Where a line in the listing contains the string "page", copy that line out.

--- Begin Source material ---

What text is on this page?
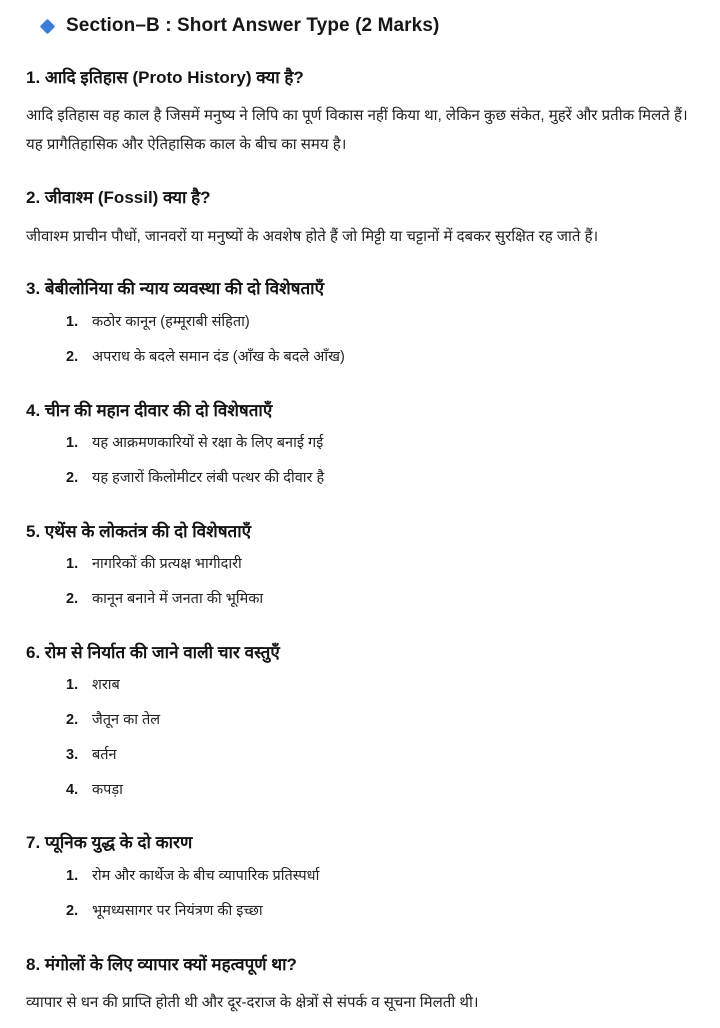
Section–B : Short Answer Type (2 Marks)
1. आदि इतिहास (Proto History) क्या है?

आदि इतिहास वह काल है जिसमें मनुष्य ने लिपि का पूर्ण विकास नहीं किया था, लेकिन कुछ संकेत, मुहरें और प्रतीक मिलते हैं। यह प्रागैतिहासिक और ऐतिहासिक काल के बीच का समय है।

2. जीवाश्म (Fossil) क्या है?

जीवाश्म प्राचीन पौधों, जानवरों या मनुष्यों के अवशेष होते हैं जो मिट्टी या चट्टानों में दबकर सुरक्षित रह जाते हैं।

3. बेबीलोनिया की न्याय व्यवस्था की दो विशेषताएँ
कठोर कानून (हम्मूराबी संहिता)
अपराध के बदले समान दंड (आँख के बदले आँख)
4. चीन की महान दीवार की दो विशेषताएँ
यह आक्रमणकारियों से रक्षा के लिए बनाई गई
यह हजारों किलोमीटर लंबी पत्थर की दीवार है
5. एथेंस के लोकतंत्र की दो विशेषताएँ
नागरिकों की प्रत्यक्ष भागीदारी
कानून बनाने में जनता की भूमिका
6. रोम से निर्यात की जाने वाली चार वस्तुएँ
शराब
जैतून का तेल
बर्तन
कपड़ा
7. प्यूनिक युद्ध के दो कारण
रोम और कार्थेज के बीच व्यापारिक प्रतिस्पर्धा
भूमध्यसागर पर नियंत्रण की इच्छा
8. मंगोलों के लिए व्यापार क्यों महत्वपूर्ण था?

व्यापार से धन की प्राप्ति होती थी और दूर-दराज के क्षेत्रों से संपर्क व सूचना मिलती थी।
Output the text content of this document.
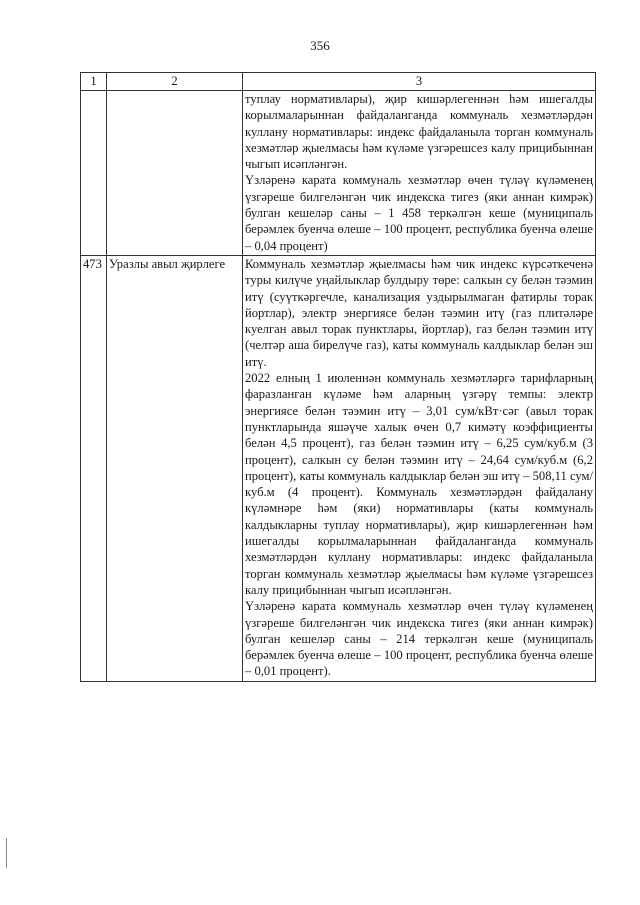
356
1	2	3

		туплау нормативлары), җир кишәрлегеннән һәм ишегалды корылмаларыннан файдаланганда коммуналь хезмәтләрдән куллану нормативлары: индекс файдаланыла торган коммуналь хезмәтләр җыелмасы һәм күләме үзгәрешсез калу прицибыннан чыгып исәпләнгән.

Үзләренә карата коммуналь хезмәтләр өчен түләү күләменең үзгәреше билгеләнгән чик индекска тигез (яки аннан кимрәк) булган кешеләр саны – 1 458 теркәлгән кеше (муниципаль берәмлек буенча өлеше – 100 процент, республика буенча өлеше – 0,04 процент)

473	Уразлы авыл җирлеге	Коммуналь хезмәтләр җыелмасы һәм чик индекс күрсәткеченә туры килүче уңайлыклар булдыру төре: салкын су белән тәэмин итү (суүткәргечле, канализация уздырылмаган фатирлы торак йортлар), электр энергиясе белән тәэмин итү (газ плитәләре куелган авыл торак пунктлары, йортлар), газ белән тәэмин итү (челтәр аша бирелүче газ), каты коммуналь калдыклар белән эш итү.

2022 елның 1 июленнән коммуналь хезмәтләргә тарифларның фаразланган күләме һәм аларның үзгәрү темпы: электр энергиясе белән тәэмин итү – 3,01 сум/кВт·сәг (авыл торак пунктларында яшәүче халык өчен 0,7 кимәтү коэффициенты белән 4,5 процент), газ белән тәэмин итү – 6,25 сум/куб.м (3 процент), салкын су белән тәэмин итү – 24,64 сум/куб.м (6,2 процент), каты коммуналь калдыклар белән эш итү – 508,11 сум/куб.м (4 процент). Коммуналь хезмәтләрдән файдалану күләмнәре һәм (яки) нормативлары (каты коммуналь калдыкларны туплау нормативлары), җир кишәрлегеннән һәм ишегалды корылмаларыннан файдаланганда коммуналь хезмәтләрдән куллану нормативлары: индекс файдаланыла торган коммуналь хезмәтләр җыелмасы һәм күләме үзгәрешсез калу прицибыннан чыгып исәпләнгән.

Үзләренә карата коммуналь хезмәтләр өчен түләү күләменең үзгәреше билгеләнгән чик индекска тигез (яки аннан кимрәк) булган кешеләр саны – 214 теркәлгән кеше (муниципаль берәмлек буенча өлеше – 100 процент, республика буенча өлеше – 0,01 процент).
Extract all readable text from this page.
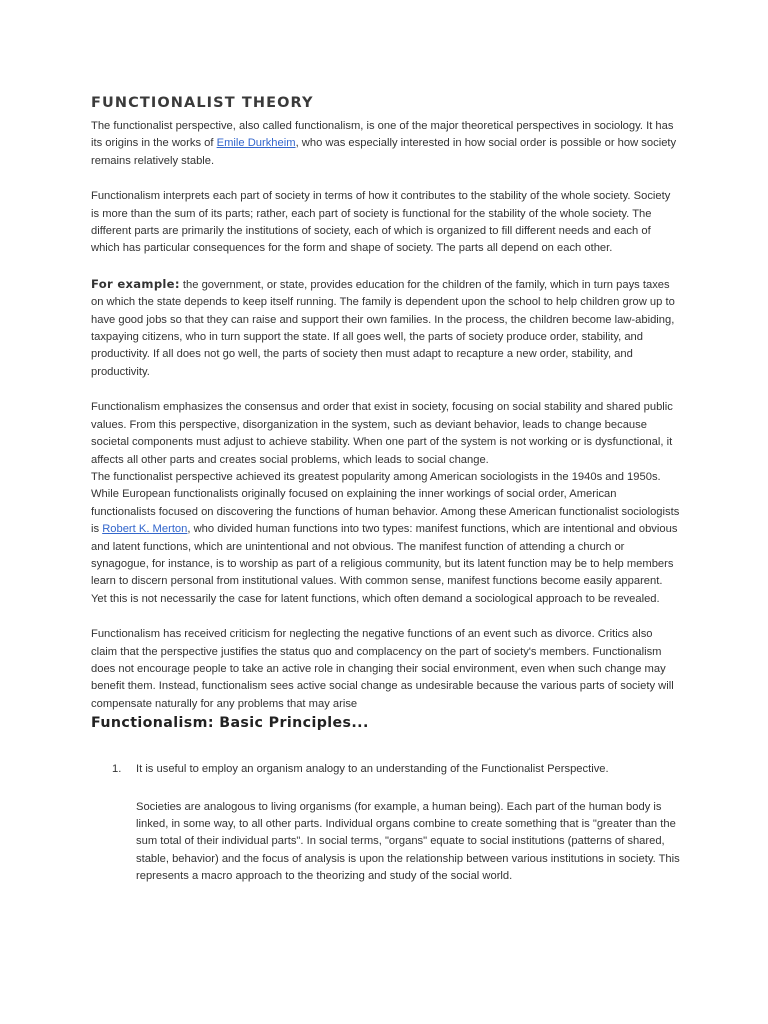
FUNCTIONALIST THEORY

The functionalist perspective, also called functionalism, is one of the major theoretical perspectives in sociology. It has its origins in the works of Emile Durkheim, who was especially interested in how social order is possible or how society remains relatively stable.

Functionalism interprets each part of society in terms of how it contributes to the stability of the whole society. Society is more than the sum of its parts; rather, each part of society is functional for the stability of the whole society. The different parts are primarily the institutions of society, each of which is organized to fill different needs and each of which has particular consequences for the form and shape of society. The parts all depend on each other.

For example: the government, or state, provides education for the children of the family, which in turn pays taxes on which the state depends to keep itself running. The family is dependent upon the school to help children grow up to have good jobs so that they can raise and support their own families. In the process, the children become law-abiding, taxpaying citizens, who in turn support the state. If all goes well, the parts of society produce order, stability, and productivity. If all does not go well, the parts of society then must adapt to recapture a new order, stability, and productivity.

Functionalism emphasizes the consensus and order that exist in society, focusing on social stability and shared public values. From this perspective, disorganization in the system, such as deviant behavior, leads to change because societal components must adjust to achieve stability. When one part of the system is not working or is dysfunctional, it affects all other parts and creates social problems, which leads to social change.

The functionalist perspective achieved its greatest popularity among American sociologists in the 1940s and 1950s. While European functionalists originally focused on explaining the inner workings of social order, American functionalists focused on discovering the functions of human behavior. Among these American functionalist sociologists is Robert K. Merton, who divided human functions into two types: manifest functions, which are intentional and obvious and latent functions, which are unintentional and not obvious. The manifest function of attending a church or synagogue, for instance, is to worship as part of a religious community, but its latent function may be to help members learn to discern personal from institutional values. With common sense, manifest functions become easily apparent. Yet this is not necessarily the case for latent functions, which often demand a sociological approach to be revealed.

Functionalism has received criticism for neglecting the negative functions of an event such as divorce. Critics also claim that the perspective justifies the status quo and complacency on the part of society's members. Functionalism does not encourage people to take an active role in changing their social environment, even when such change may benefit them. Instead, functionalism sees active social change as undesirable because the various parts of society will compensate naturally for any problems that may arise

Functionalism: Basic Principles...
1. It is useful to employ an organism analogy to an understanding of the Functionalist Perspective.

Societies are analogous to living organisms (for example, a human being). Each part of the human body is linked, in some way, to all other parts. Individual organs combine to create something that is "greater than the sum total of their individual parts". In social terms, "organs" equate to social institutions (patterns of shared, stable, behavior) and the focus of analysis is upon the relationship between various institutions in society. This represents a macro approach to the theorizing and study of the social world.
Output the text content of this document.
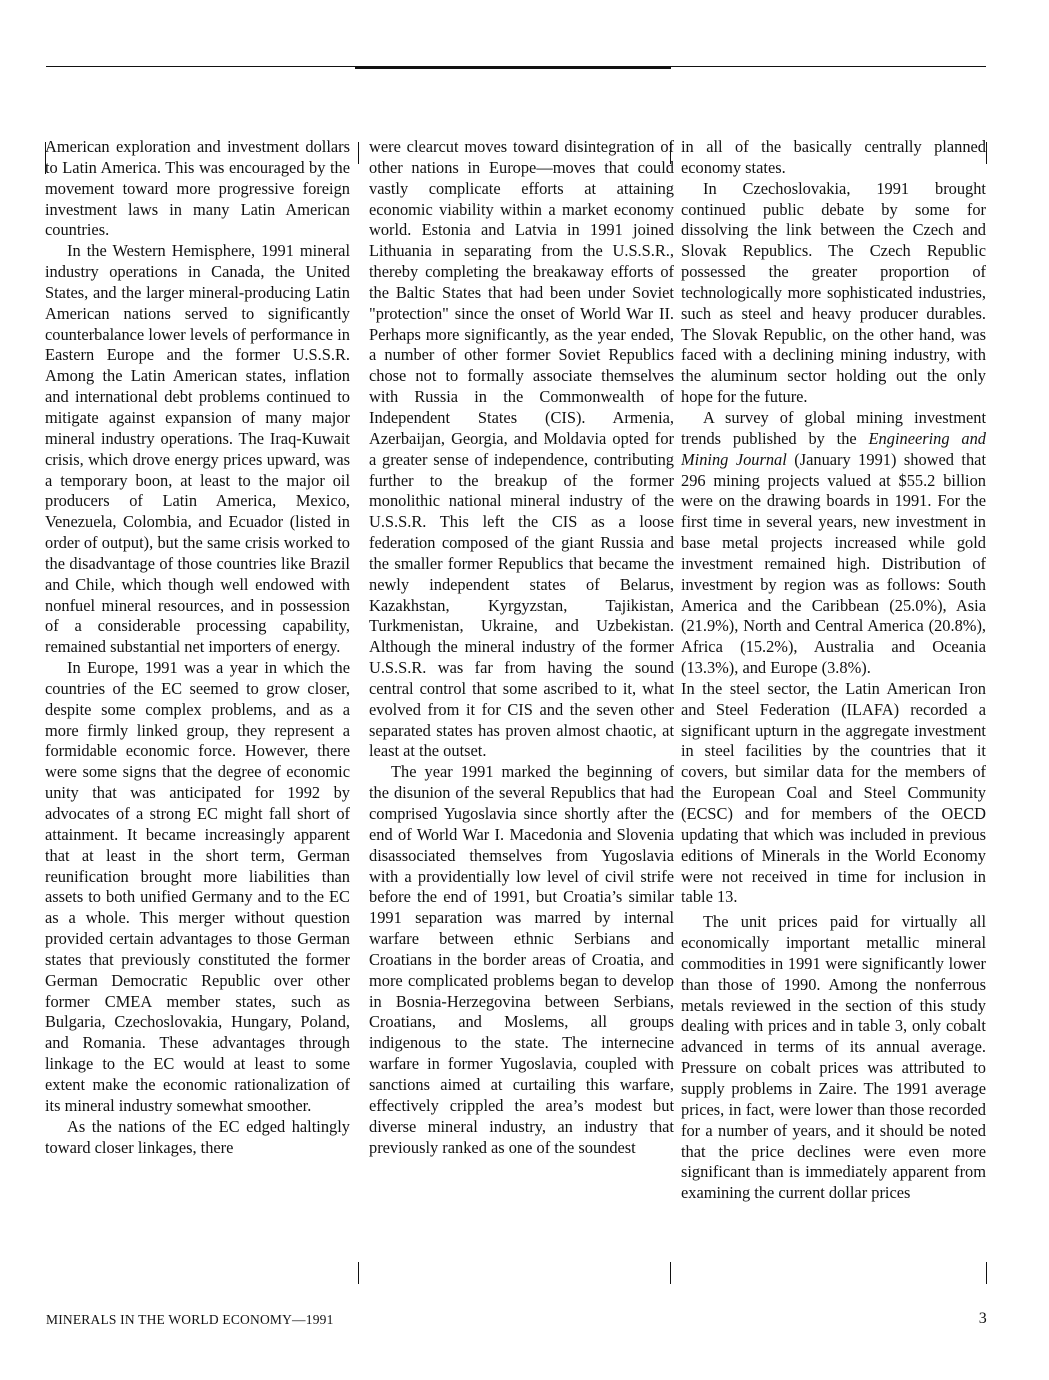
American exploration and investment dollars to Latin America. This was encouraged by the movement toward more progressive foreign investment laws in many Latin American countries.

In the Western Hemisphere, 1991 mineral industry operations in Canada, the United States, and the larger mineral-producing Latin American nations served to significantly counterbalance lower levels of performance in Eastern Europe and the former U.S.S.R. Among the Latin American states, inflation and international debt problems continued to mitigate against expansion of many major mineral industry operations. The Iraq-Kuwait crisis, which drove energy prices upward, was a temporary boon, at least to the major oil producers of Latin America, Mexico, Venezuela, Colombia, and Ecuador (listed in order of output), but the same crisis worked to the disadvantage of those countries like Brazil and Chile, which though well endowed with nonfuel mineral resources, and in possession of a considerable processing capability, remained substantial net importers of energy.

In Europe, 1991 was a year in which the countries of the EC seemed to grow closer, despite some complex problems, and as a more firmly linked group, they represent a formidable economic force. However, there were some signs that the degree of economic unity that was anticipated for 1992 by advocates of a strong EC might fall short of attainment. It became increasingly apparent that at least in the short term, German reunification brought more liabilities than assets to both unified Germany and to the EC as a whole. This merger without question provided certain advantages to those German states that previously constituted the former German Democratic Republic over other former CMEA member states, such as Bulgaria, Czechoslovakia, Hungary, Poland, and Romania. These advantages through linkage to the EC would at least to some extent make the economic rationalization of its mineral industry somewhat smoother.

As the nations of the EC edged haltingly toward closer linkages, there

were clearcut moves toward disintegration of other nations in Europe—moves that could vastly complicate efforts at attaining economic viability within a market economy world. Estonia and Latvia in 1991 joined Lithuania in separating from the U.S.S.R., thereby completing the breakaway efforts of the Baltic States that had been under Soviet "protection" since the onset of World War II. Perhaps more significantly, as the year ended, a number of other former Soviet Republics chose not to formally associate themselves with Russia in the Commonwealth of Independent States (CIS). Armenia, Azerbaijan, Georgia, and Moldavia opted for a greater sense of independence, contributing further to the breakup of the former monolithic national mineral industry of the U.S.S.R. This left the CIS as a loose federation composed of the giant Russia and the smaller former Republics that became the newly independent states of Belarus, Kazakhstan, Kyrgyzstan, Tajikistan, Turkmenistan, Ukraine, and Uzbekistan. Although the mineral industry of the former U.S.S.R. was far from having the sound central control that some ascribed to it, what evolved from it for CIS and the seven other separated states has proven almost chaotic, at least at the outset.

The year 1991 marked the beginning of the disunion of the several Republics that had comprised Yugoslavia since shortly after the end of World War I. Macedonia and Slovenia disassociated themselves from Yugoslavia with a providentially low level of civil strife before the end of 1991, but Croatia’s similar 1991 separation was marred by internal warfare between ethnic Serbians and Croatians in the border areas of Croatia, and more complicated problems began to develop in Bosnia-Herzegovina between Serbians, Croatians, and Moslems, all groups indigenous to the state. The internecine warfare in former Yugoslavia, coupled with sanctions aimed at curtailing this warfare, effectively crippled the area’s modest but diverse mineral industry, an industry that previously ranked as one of the soundest

in all of the basically centrally planned economy states.

In Czechoslovakia, 1991 brought continued public debate by some for dissolving the link between the Czech and Slovak Republics. The Czech Republic possessed the greater proportion of technologically more sophisticated industries, such as steel and heavy producer durables. The Slovak Republic, on the other hand, was faced with a declining mining industry, with the aluminum sector holding out the only hope for the future.

A survey of global mining investment trends published by the Engineering and Mining Journal (January 1991) showed that 296 mining projects valued at $55.2 billion were on the drawing boards in 1991. For the first time in several years, new investment in base metal projects increased while gold investment remained high. Distribution of investment by region was as follows: South America and the Caribbean (25.0%), Asia (21.9%), North and Central America (20.8%), Africa (15.2%), Australia and Oceania (13.3%), and Europe (3.8%).

In the steel sector, the Latin American Iron and Steel Federation (ILAFA) recorded a significant upturn in the aggregate investment in steel facilities by the countries that it covers, but similar data for the members of the European Coal and Steel Community (ECSC) and for members of the OECD updating that which was included in previous editions of Minerals in the World Economy were not received in time for inclusion in table 13.

The unit prices paid for virtually all economically important metallic mineral commodities in 1991 were significantly lower than those of 1990. Among the nonferrous metals reviewed in the section of this study dealing with prices and in table 3, only cobalt advanced in terms of its annual average. Pressure on cobalt prices was attributed to supply problems in Zaire. The 1991 average prices, in fact, were lower than those recorded for a number of years, and it should be noted that the price declines were even more significant than is immediately apparent from examining the current dollar prices

MINERALS IN THE WORLD ECONOMY—1991	3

--- End Source material ---

(Problem solution)
What text is on this page?
Extract all readable text from this page.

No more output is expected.